Wherever the string "using" appears, copy the whole line.

RECORDS SUPPLIED =
-----

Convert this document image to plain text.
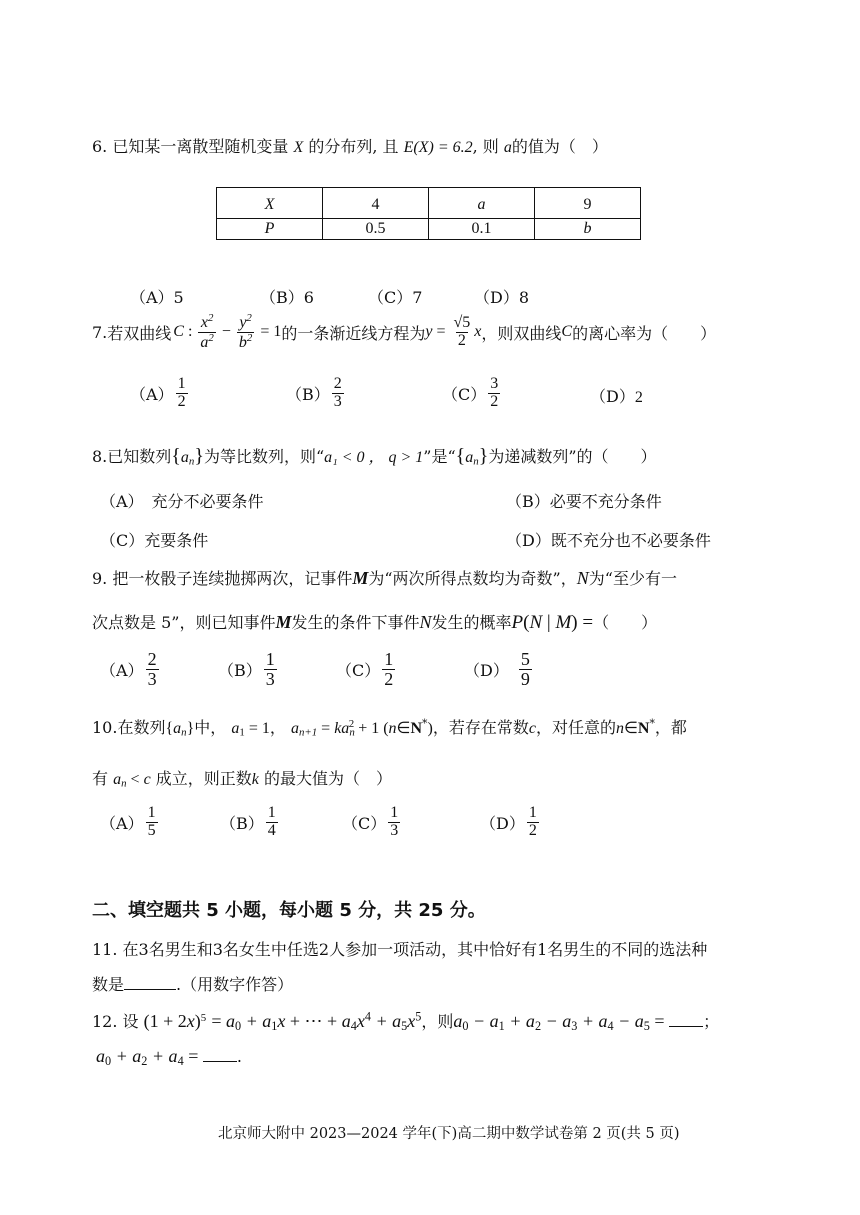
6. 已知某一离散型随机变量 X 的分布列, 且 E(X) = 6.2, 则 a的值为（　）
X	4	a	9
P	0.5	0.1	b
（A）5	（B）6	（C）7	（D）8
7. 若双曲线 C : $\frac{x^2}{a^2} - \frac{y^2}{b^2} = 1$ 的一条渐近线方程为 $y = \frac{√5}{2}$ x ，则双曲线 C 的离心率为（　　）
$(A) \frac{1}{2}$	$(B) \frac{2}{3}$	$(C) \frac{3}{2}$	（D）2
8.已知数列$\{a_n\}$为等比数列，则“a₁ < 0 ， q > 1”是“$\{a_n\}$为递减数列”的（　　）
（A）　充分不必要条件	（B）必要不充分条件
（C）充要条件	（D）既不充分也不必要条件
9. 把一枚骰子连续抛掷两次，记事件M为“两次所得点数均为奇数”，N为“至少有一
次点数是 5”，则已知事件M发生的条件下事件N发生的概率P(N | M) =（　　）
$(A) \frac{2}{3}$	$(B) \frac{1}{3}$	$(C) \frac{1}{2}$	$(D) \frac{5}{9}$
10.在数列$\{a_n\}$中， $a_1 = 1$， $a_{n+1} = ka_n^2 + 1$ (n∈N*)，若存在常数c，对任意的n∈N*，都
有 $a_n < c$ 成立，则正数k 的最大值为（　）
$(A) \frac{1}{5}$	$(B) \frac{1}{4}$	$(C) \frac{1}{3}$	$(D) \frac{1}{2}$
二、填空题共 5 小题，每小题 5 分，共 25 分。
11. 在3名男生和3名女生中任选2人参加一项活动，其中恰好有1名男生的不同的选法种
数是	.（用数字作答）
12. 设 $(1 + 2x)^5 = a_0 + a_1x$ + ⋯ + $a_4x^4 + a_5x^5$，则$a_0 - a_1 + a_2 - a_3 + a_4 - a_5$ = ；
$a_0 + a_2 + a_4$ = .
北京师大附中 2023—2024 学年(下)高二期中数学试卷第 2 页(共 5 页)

-----

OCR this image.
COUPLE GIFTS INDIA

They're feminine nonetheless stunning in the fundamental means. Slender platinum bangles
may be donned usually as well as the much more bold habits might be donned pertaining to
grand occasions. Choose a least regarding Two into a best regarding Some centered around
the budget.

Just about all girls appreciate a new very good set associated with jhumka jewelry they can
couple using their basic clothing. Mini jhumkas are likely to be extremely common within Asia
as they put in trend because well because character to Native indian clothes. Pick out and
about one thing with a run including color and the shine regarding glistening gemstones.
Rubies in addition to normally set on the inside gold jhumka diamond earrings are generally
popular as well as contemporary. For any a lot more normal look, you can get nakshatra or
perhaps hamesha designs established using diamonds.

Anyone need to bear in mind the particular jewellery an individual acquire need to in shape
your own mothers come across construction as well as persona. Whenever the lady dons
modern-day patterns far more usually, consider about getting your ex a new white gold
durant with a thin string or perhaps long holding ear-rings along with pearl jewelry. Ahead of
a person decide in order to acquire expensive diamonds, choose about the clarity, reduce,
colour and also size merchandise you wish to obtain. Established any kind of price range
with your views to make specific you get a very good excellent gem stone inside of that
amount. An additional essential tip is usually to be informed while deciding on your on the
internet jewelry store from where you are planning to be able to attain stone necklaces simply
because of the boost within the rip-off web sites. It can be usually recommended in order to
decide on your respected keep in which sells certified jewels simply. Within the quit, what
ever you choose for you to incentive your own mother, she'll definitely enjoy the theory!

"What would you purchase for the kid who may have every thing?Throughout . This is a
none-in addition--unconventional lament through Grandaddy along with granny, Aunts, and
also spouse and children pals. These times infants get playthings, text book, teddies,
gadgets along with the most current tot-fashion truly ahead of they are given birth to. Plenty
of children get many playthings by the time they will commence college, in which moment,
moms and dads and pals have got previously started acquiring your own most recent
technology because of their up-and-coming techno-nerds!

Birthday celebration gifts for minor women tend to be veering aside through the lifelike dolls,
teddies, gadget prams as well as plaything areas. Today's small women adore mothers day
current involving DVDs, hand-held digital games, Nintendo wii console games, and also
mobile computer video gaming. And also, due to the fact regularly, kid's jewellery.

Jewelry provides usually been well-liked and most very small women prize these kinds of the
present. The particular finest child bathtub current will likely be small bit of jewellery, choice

-----

ANSWER TO THE EXERCISE =
couple using their basic clothing. Mini jhumkas are likely to be extremely common within Asia
perhaps hamesha designs established using diamonds.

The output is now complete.